● **EXERCISE AIM**:
Rewrite the lines below, substituting "Local Disk (C:)" for every "Acer (C:)" and leaving everything else unchanged.

==================================================

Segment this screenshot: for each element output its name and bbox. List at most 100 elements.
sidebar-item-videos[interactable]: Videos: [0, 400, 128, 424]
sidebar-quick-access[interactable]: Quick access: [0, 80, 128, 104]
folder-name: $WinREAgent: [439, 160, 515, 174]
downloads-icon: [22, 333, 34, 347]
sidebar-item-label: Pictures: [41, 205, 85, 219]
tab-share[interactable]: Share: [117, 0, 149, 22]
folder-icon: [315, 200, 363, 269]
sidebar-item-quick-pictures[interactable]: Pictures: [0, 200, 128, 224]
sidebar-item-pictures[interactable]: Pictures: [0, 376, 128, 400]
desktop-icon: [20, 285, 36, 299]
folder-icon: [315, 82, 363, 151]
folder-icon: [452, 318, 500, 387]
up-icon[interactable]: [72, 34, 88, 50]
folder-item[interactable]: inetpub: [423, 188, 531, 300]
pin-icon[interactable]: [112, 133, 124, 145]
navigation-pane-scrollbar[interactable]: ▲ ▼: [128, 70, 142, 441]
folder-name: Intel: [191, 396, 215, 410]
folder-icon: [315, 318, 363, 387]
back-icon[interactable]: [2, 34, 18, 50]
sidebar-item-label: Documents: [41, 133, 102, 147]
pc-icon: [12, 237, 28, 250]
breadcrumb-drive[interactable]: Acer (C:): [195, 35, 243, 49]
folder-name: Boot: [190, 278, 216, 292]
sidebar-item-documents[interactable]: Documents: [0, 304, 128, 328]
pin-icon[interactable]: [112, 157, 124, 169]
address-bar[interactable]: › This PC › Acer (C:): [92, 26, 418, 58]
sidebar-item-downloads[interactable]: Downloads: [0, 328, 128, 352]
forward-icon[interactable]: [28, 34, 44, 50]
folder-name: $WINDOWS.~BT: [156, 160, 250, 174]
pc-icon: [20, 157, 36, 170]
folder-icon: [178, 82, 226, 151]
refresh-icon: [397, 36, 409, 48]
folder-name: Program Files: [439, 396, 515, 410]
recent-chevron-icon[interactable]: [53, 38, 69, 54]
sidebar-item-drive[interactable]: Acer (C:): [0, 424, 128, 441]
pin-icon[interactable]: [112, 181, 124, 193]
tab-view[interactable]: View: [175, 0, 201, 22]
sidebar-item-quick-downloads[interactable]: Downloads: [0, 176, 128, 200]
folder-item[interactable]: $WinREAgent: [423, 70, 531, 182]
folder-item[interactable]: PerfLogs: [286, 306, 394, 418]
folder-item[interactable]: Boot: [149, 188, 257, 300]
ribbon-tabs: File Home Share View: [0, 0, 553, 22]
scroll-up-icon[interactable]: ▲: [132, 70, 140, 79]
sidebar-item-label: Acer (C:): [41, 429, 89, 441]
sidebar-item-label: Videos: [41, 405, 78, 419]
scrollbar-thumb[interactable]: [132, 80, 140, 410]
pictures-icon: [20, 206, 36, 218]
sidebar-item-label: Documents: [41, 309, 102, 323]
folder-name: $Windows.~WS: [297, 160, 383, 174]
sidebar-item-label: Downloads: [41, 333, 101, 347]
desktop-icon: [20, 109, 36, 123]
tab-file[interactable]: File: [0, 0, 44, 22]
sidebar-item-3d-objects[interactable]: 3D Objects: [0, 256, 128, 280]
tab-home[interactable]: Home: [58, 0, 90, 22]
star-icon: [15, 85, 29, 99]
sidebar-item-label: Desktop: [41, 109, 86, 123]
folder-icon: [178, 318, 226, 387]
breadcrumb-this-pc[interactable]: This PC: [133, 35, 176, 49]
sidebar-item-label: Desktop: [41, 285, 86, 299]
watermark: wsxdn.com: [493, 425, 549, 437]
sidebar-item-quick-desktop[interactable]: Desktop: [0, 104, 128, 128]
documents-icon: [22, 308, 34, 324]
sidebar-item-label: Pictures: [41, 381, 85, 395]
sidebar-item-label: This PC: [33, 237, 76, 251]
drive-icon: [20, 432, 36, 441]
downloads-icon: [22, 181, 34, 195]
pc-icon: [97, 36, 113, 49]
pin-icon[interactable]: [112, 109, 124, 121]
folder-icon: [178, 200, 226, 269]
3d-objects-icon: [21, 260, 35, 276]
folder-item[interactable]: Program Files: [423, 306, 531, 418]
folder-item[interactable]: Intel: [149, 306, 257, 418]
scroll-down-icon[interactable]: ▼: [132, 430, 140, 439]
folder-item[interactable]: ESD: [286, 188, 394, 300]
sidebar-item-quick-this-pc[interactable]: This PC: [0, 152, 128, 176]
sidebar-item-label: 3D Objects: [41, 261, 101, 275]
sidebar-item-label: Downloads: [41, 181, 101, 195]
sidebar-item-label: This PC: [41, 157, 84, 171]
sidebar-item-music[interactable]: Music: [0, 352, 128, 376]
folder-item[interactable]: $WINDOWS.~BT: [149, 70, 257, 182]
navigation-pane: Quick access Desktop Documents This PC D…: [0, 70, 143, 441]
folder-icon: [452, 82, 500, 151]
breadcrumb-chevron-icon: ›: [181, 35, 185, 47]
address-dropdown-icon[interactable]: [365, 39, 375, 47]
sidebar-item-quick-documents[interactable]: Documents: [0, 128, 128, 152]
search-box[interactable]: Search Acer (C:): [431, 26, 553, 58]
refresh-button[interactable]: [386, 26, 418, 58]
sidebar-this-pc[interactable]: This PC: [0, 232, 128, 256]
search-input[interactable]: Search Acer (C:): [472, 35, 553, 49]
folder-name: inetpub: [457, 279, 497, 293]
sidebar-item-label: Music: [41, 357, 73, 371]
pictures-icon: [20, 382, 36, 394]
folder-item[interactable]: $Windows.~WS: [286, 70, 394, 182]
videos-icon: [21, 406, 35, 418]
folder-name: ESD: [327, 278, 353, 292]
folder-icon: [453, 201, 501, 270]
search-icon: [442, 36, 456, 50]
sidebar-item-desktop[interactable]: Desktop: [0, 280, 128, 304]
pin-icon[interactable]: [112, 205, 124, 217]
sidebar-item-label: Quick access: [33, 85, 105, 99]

==================================================

● **SOLVED PROBLEM**:
Segment this screenshot: for each element output its name and bbox. List at most 100 elements.
sidebar-item-videos[interactable]: Videos: [0, 400, 128, 424]
sidebar-quick-access[interactable]: Quick access: [0, 80, 128, 104]
folder-name: $WinREAgent: [439, 160, 515, 174]
downloads-icon: [22, 333, 34, 347]
sidebar-item-label: Pictures: [41, 205, 85, 219]
tab-share[interactable]: Share: [117, 0, 149, 22]
folder-icon: [315, 200, 363, 269]
sidebar-item-quick-pictures[interactable]: Pictures: [0, 200, 128, 224]
sidebar-item-pictures[interactable]: Pictures: [0, 376, 128, 400]
desktop-icon: [20, 285, 36, 299]
folder-icon: [315, 82, 363, 151]
folder-icon: [452, 318, 500, 387]
up-icon[interactable]: [72, 34, 88, 50]
folder-item[interactable]: inetpub: [423, 188, 531, 300]
pin-icon[interactable]: [112, 133, 124, 145]
navigation-pane-scrollbar[interactable]: ▲ ▼: [128, 70, 142, 441]
folder-name: Intel: [191, 396, 215, 410]
folder-icon: [315, 318, 363, 387]
back-icon[interactable]: [2, 34, 18, 50]
sidebar-item-label: Documents: [41, 133, 102, 147]
pc-icon: [12, 237, 28, 250]
breadcrumb-drive[interactable]: Local Disk (C:): [195, 35, 243, 49]
folder-name: Boot: [190, 278, 216, 292]
sidebar-item-documents[interactable]: Documents: [0, 304, 128, 328]
pin-icon[interactable]: [112, 157, 124, 169]
address-bar[interactable]: › This PC › Local Disk (C:): [92, 26, 418, 58]
sidebar-item-downloads[interactable]: Downloads: [0, 328, 128, 352]
forward-icon[interactable]: [28, 34, 44, 50]
folder-name: $WINDOWS.~BT: [156, 160, 250, 174]
pc-icon: [20, 157, 36, 170]
folder-icon: [178, 82, 226, 151]
refresh-icon: [397, 36, 409, 48]
folder-name: Program Files: [439, 396, 515, 410]
recent-chevron-icon[interactable]: [53, 38, 69, 54]
sidebar-item-drive[interactable]: Local Disk (C:): [0, 424, 128, 441]
pin-icon[interactable]: [112, 181, 124, 193]
tab-view[interactable]: View: [175, 0, 201, 22]
sidebar-item-quick-downloads[interactable]: Downloads: [0, 176, 128, 200]
folder-item[interactable]: $WinREAgent: [423, 70, 531, 182]
folder-item[interactable]: PerfLogs: [286, 306, 394, 418]
folder-item[interactable]: Boot: [149, 188, 257, 300]
ribbon-tabs: File Home Share View: [0, 0, 553, 22]
scroll-up-icon[interactable]: ▲: [132, 70, 140, 79]
sidebar-item-label: Local Disk (C:): [41, 429, 89, 441]
sidebar-item-label: Videos: [41, 405, 78, 419]
scrollbar-thumb[interactable]: [132, 80, 140, 410]
pictures-icon: [20, 206, 36, 218]
sidebar-item-label: Documents: [41, 309, 102, 323]
folder-name: $Windows.~WS: [297, 160, 383, 174]
sidebar-item-label: Downloads: [41, 333, 101, 347]
desktop-icon: [20, 109, 36, 123]
tab-file[interactable]: File: [0, 0, 44, 22]
sidebar-item-3d-objects[interactable]: 3D Objects: [0, 256, 128, 280]
tab-home[interactable]: Home: [58, 0, 90, 22]
star-icon: [15, 85, 29, 99]
sidebar-item-label: Desktop: [41, 109, 86, 123]
folder-icon: [178, 318, 226, 387]
breadcrumb-this-pc[interactable]: This PC: [133, 35, 176, 49]
sidebar-item-label: Desktop: [41, 285, 86, 299]
watermark: wsxdn.com: [493, 425, 549, 437]
sidebar-item-quick-desktop[interactable]: Desktop: [0, 104, 128, 128]
documents-icon: [22, 308, 34, 324]
sidebar-item-label: Pictures: [41, 381, 85, 395]
sidebar-item-label: This PC: [33, 237, 76, 251]
drive-icon: [20, 432, 36, 441]
downloads-icon: [22, 181, 34, 195]
pc-icon: [97, 36, 113, 49]
pin-icon[interactable]: [112, 109, 124, 121]
folder-icon: [178, 200, 226, 269]
3d-objects-icon: [21, 260, 35, 276]
folder-item[interactable]: Program Files: [423, 306, 531, 418]
folder-item[interactable]: Intel: [149, 306, 257, 418]
scroll-down-icon[interactable]: ▼: [132, 430, 140, 439]
folder-item[interactable]: ESD: [286, 188, 394, 300]
sidebar-item-quick-this-pc[interactable]: This PC: [0, 152, 128, 176]
sidebar-item-label: 3D Objects: [41, 261, 101, 275]
sidebar-item-label: Downloads: [41, 181, 101, 195]
sidebar-item-label: This PC: [41, 157, 84, 171]
sidebar-item-music[interactable]: Music: [0, 352, 128, 376]
folder-item[interactable]: $WINDOWS.~BT: [149, 70, 257, 182]
navigation-pane: Quick access Desktop Documents This PC D…: [0, 70, 143, 441]
folder-icon: [452, 82, 500, 151]
breadcrumb-chevron-icon: ›: [181, 35, 185, 47]
address-dropdown-icon[interactable]: [365, 39, 375, 47]
sidebar-item-quick-documents[interactable]: Documents: [0, 128, 128, 152]
search-box[interactable]: Search Local Disk (C:): [431, 26, 553, 58]
refresh-button[interactable]: [386, 26, 418, 58]
sidebar-this-pc[interactable]: This PC: [0, 232, 128, 256]
search-input[interactable]: Search Local Disk (C:): [472, 35, 553, 49]
folder-name: inetpub: [457, 279, 497, 293]
sidebar-item-label: Music: [41, 357, 73, 371]
pictures-icon: [20, 382, 36, 394]
folder-item[interactable]: $Windows.~WS: [286, 70, 394, 182]
videos-icon: [21, 406, 35, 418]
folder-name: ESD: [327, 278, 353, 292]
folder-icon: [453, 201, 501, 270]
search-icon: [442, 36, 456, 50]
sidebar-item-desktop[interactable]: Desktop: [0, 280, 128, 304]
pin-icon[interactable]: [112, 205, 124, 217]
sidebar-item-label: Quick access: [33, 85, 105, 99]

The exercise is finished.